## Begin DATA SECTION

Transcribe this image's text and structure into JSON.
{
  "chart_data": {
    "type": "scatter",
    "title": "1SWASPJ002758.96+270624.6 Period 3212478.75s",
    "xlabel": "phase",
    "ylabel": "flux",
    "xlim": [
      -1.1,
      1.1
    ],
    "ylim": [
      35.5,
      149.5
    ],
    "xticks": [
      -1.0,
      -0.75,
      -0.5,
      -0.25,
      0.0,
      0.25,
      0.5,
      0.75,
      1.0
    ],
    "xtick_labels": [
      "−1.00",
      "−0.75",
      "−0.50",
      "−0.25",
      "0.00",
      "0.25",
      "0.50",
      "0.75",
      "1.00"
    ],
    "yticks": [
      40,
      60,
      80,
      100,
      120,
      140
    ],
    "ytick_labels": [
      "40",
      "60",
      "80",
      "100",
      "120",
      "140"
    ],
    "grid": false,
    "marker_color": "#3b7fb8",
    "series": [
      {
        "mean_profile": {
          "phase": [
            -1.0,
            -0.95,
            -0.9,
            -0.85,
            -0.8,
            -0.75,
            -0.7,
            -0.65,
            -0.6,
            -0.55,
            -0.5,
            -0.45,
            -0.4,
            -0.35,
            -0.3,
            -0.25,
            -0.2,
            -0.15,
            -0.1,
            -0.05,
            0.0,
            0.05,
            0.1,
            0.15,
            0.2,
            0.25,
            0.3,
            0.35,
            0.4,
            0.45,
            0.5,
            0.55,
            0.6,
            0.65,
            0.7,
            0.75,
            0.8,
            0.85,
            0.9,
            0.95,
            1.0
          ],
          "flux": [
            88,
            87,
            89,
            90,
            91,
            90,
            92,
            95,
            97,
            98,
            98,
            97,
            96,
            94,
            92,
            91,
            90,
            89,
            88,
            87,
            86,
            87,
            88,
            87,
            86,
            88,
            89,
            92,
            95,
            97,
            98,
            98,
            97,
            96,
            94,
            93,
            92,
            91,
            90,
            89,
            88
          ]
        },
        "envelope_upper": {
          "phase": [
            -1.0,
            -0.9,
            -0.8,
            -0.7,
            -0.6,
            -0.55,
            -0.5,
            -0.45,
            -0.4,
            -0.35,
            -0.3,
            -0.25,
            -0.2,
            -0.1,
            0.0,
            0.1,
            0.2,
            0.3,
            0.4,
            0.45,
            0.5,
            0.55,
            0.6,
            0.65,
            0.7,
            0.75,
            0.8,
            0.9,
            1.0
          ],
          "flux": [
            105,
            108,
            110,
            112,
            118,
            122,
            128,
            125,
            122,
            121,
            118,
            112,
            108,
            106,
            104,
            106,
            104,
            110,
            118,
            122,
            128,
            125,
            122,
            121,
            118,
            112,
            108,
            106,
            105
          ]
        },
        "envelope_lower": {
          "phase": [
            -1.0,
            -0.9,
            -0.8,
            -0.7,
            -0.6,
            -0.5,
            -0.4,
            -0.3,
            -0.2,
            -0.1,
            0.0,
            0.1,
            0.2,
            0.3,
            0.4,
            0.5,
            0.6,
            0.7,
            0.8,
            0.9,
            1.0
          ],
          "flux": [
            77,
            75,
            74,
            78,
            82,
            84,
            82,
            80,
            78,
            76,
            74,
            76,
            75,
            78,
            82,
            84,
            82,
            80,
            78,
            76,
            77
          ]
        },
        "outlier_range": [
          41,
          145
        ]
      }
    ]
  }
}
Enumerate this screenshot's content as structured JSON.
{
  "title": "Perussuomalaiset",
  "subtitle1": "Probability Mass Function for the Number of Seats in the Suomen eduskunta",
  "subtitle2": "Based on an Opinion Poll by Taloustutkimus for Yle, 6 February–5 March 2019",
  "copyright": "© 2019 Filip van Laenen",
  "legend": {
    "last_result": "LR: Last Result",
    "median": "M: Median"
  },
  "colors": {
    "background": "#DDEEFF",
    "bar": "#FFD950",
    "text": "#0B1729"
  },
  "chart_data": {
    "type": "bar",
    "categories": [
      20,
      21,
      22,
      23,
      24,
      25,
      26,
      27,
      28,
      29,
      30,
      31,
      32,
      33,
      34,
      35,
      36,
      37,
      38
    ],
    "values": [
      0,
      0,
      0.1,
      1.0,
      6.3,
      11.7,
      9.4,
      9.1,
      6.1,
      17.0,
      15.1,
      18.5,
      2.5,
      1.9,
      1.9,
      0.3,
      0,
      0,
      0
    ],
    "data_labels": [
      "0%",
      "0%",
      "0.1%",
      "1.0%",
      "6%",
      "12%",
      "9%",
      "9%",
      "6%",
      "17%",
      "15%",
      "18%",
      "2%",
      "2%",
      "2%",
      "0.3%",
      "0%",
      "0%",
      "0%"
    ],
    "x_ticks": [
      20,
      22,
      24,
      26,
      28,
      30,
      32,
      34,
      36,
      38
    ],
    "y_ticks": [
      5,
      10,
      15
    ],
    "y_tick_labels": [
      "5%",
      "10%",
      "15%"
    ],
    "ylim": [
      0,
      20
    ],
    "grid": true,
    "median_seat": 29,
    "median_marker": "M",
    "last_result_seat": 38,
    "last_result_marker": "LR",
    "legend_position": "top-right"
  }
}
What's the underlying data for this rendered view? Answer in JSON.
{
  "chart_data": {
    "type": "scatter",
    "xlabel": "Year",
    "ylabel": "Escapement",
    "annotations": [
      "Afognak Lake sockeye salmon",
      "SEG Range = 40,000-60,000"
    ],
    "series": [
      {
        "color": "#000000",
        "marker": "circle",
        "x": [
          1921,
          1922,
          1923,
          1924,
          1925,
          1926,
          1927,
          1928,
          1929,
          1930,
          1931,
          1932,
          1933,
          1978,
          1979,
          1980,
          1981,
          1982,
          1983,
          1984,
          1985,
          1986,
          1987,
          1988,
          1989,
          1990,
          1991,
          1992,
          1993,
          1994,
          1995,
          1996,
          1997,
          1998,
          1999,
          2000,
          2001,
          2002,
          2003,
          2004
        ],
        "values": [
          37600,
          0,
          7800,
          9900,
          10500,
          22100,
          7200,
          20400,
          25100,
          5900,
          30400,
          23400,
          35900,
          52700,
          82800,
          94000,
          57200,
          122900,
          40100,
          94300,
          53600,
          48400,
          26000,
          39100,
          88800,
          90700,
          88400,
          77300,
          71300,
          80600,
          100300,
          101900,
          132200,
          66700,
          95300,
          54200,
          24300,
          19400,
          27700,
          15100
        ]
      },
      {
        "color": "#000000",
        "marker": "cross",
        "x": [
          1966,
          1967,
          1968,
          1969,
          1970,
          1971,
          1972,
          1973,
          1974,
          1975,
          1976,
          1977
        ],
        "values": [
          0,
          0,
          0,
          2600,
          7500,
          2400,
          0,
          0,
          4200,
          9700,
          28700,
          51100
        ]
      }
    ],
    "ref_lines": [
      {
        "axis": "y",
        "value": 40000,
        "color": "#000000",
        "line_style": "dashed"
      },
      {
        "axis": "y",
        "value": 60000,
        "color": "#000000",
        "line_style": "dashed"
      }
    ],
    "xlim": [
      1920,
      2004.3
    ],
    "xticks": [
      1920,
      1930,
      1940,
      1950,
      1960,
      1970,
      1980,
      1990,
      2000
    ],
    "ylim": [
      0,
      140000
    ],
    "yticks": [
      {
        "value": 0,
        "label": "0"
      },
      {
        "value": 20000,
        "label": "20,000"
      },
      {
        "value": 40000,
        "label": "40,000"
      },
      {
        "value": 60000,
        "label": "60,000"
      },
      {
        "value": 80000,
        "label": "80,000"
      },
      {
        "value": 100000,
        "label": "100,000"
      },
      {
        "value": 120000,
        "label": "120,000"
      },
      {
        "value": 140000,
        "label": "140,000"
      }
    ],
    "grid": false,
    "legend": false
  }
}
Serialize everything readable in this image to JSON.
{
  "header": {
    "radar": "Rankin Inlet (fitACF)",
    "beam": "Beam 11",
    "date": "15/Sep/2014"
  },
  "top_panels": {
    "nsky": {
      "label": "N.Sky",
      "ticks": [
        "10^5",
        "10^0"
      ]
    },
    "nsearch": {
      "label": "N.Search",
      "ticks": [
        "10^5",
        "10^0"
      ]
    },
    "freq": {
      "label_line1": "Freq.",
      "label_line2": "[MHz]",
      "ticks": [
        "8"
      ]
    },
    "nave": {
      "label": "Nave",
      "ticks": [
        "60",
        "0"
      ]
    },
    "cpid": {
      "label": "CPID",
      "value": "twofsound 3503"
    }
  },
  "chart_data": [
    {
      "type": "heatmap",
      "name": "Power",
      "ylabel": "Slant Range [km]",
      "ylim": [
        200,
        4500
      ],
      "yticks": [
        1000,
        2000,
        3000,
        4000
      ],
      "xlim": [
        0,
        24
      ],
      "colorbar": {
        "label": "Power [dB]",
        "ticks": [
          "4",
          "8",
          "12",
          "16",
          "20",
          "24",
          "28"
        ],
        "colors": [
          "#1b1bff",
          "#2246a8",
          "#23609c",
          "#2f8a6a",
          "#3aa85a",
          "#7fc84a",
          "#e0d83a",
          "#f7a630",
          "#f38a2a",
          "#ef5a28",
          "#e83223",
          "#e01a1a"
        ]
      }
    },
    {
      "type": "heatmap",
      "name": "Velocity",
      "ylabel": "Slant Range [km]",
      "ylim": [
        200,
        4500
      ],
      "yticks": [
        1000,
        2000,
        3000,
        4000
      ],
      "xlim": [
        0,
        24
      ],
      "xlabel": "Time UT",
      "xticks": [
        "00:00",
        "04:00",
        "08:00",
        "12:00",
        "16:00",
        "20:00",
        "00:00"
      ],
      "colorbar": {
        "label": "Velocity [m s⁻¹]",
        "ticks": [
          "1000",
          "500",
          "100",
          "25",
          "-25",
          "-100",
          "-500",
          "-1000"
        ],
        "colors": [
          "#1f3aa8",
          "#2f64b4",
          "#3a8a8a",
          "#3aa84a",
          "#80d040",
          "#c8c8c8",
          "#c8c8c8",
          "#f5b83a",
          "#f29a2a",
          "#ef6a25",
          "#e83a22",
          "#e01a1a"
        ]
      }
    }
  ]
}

## End DATA SECTION

*GIVEN EXERCISE:*
Go through the material above and copy each line that has the word "ylabel".

*SOLVED PROBLEM:*
    "ylabel": "flux",
    "ylabel": "Escapement",
      "ylabel": "Slant Range [km]",
      "ylabel": "Slant Range [km]",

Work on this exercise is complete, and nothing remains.